Jobs
A – In the school board post, why does the writer say the board must gather information from teachers, principals and students? Answer in one to three sentences.
B – Arrange the rows as a JSON list of strings, one string per line, with blank lines left out. Begin at the first line of the rows and stop after the line that contains "menu-window[interactable]: Window [276,1,324,16]".

-- Passage shown start --

The school board and its policy making authority are the thermostat. The school board passes policy to the superintendent who acts to make it happen. But here is where the "not allowed to enter" rule causes problems. Like the thermostat, the school board must have a thermometer, a progress report of sorts, to decide if the policy is effective. Currently, according to board members pointing at SACS rules, the only source for the board of this report is the superintendent.

The way it works now is the superintendent is required to implement policy and also provide the sole evaluation of their quality and effectiveness. SACS is the only other evaluator and that's only every five years.

Isn't this how we got into the mess we are in now? Lack of board oversight on a superintendent and their staff seems like the answer to "What went wrong?" Sounds like the fox guarding the hen house to me. (NOTE: I'm not accusing the current superintendent of anything. This is only about the process itself.)

OK. By now, someone is thinking, "But, Jim! The board can't micromanage all aspects of the operation of a school system?!"

And, yes, that is true, and the board should not ever consider that an option. But the board must be able to gather information about policy effectiveness that is independent of those who are being evaluated. That information comes from the teachers, principals and students. The school system has clearly shown itself to have little to no "upstream" communication process. For instance, why did for four years?

I would like to visit schools and sit down at lunch and talk with teachers and students about whatever they want to talk about. I want to be able to observe first hand – not third hand and heavily filtered and edited for "correctness" – the good, the bad and "in progress" that goes on. If we can't talk about the problems, how can we work together to create solutions?

We need a thermometer in the schools.

-- Passage shown end --
-- Extracted records start --

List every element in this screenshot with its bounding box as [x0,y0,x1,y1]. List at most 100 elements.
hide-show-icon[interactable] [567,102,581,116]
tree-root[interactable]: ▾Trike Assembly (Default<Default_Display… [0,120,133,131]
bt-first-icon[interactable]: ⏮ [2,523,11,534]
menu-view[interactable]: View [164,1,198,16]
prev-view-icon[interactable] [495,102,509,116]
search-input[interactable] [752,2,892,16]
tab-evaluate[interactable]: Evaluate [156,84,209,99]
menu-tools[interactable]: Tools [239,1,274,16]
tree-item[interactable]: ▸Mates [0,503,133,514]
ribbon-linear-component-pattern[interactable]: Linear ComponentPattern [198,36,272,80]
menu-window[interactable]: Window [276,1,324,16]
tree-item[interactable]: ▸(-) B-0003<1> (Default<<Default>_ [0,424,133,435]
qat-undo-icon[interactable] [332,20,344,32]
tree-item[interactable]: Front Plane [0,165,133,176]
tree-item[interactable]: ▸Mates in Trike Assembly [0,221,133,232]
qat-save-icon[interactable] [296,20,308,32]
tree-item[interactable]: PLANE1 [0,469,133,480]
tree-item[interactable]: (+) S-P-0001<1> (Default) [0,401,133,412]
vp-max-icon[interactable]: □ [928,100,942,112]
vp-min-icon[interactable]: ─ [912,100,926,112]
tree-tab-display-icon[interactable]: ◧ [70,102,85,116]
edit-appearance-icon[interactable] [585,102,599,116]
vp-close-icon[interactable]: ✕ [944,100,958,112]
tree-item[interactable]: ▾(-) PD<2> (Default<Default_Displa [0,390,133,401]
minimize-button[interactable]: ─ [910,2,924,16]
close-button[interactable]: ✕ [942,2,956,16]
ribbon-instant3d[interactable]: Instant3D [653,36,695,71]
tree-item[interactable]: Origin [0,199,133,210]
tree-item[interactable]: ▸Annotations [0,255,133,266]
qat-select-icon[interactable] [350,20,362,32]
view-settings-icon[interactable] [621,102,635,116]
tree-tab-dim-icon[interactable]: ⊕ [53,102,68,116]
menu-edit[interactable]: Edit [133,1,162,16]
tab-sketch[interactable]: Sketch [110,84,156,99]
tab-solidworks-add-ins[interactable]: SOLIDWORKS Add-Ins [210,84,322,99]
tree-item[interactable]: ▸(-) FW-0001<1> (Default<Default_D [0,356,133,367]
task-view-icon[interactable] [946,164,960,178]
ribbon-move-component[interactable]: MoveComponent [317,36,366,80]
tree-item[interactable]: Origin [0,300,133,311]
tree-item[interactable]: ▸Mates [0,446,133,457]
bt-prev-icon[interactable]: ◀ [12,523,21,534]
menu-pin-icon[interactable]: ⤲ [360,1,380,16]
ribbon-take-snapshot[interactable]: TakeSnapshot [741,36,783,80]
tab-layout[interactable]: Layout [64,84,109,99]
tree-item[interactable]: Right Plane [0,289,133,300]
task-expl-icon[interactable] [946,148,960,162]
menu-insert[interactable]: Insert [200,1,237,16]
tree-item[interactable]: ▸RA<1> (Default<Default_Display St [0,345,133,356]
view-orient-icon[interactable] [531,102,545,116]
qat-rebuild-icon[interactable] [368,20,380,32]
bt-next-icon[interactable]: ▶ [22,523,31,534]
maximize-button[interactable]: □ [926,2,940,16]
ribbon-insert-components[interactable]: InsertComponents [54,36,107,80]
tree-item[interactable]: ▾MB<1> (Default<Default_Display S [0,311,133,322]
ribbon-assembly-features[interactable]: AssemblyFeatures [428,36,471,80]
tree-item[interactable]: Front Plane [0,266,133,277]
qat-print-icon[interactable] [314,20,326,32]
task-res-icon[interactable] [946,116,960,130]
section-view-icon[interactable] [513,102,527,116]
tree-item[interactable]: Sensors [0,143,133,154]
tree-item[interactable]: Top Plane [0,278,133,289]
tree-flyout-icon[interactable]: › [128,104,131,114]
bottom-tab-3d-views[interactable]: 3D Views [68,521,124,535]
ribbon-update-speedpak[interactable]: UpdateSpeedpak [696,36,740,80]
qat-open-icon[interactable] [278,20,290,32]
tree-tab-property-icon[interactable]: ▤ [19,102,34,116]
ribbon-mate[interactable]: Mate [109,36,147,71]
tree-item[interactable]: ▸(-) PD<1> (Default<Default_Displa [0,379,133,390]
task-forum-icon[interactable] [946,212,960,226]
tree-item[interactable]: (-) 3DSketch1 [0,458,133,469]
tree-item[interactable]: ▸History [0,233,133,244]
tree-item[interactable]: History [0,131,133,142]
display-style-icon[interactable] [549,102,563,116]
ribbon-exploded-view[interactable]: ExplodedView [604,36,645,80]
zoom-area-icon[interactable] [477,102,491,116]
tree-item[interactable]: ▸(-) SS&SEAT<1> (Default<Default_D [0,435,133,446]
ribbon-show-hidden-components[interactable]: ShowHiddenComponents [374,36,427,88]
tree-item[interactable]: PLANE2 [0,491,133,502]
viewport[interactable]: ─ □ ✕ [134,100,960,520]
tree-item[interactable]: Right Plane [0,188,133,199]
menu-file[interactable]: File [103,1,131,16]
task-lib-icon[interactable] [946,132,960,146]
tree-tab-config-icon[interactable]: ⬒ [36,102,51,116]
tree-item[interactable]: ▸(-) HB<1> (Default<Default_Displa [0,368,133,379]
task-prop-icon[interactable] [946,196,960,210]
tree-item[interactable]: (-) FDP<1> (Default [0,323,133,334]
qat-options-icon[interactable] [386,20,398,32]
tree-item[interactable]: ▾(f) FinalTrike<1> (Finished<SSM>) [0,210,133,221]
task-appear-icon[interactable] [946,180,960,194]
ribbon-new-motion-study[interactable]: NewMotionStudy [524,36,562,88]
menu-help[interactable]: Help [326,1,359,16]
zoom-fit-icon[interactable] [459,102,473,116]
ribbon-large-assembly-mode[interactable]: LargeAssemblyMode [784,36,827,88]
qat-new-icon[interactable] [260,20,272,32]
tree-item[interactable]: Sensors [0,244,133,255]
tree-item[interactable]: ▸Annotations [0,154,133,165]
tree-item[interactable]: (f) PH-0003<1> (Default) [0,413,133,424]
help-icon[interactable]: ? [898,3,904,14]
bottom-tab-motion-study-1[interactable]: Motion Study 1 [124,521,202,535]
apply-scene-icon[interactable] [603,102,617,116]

-- Extracted records end --

Set of answers
A – The board needs information about how well its policy works that is independent of the people being evaluated, and that information comes from teachers, principals and students. Right now the superintendent, who carries out the policy, is also the board's only source for judging it.

B –
[
  "List every element in this screenshot with its bounding box as [x0,y0,x1,y1]. List at most 100 elements.",
  "hide-show-icon[interactable] [567,102,581,116]",
  "tree-root[interactable]: ▾Trike Assembly (Default<Default_Display… [0,120,133,131]",
  "bt-first-icon[interactable]: ⏮ [2,523,11,534]",
  "menu-view[interactable]: View [164,1,198,16]",
  "prev-view-icon[interactable] [495,102,509,116]",
  "search-input[interactable] [752,2,892,16]",
  "tab-evaluate[interactable]: Evaluate [156,84,209,99]",
  "menu-tools[interactable]: Tools [239,1,274,16]",
  "tree-item[interactable]: ▸Mates [0,503,133,514]",
  "ribbon-linear-component-pattern[interactable]: Linear ComponentPattern [198,36,272,80]",
  "menu-window[interactable]: Window [276,1,324,16]"
]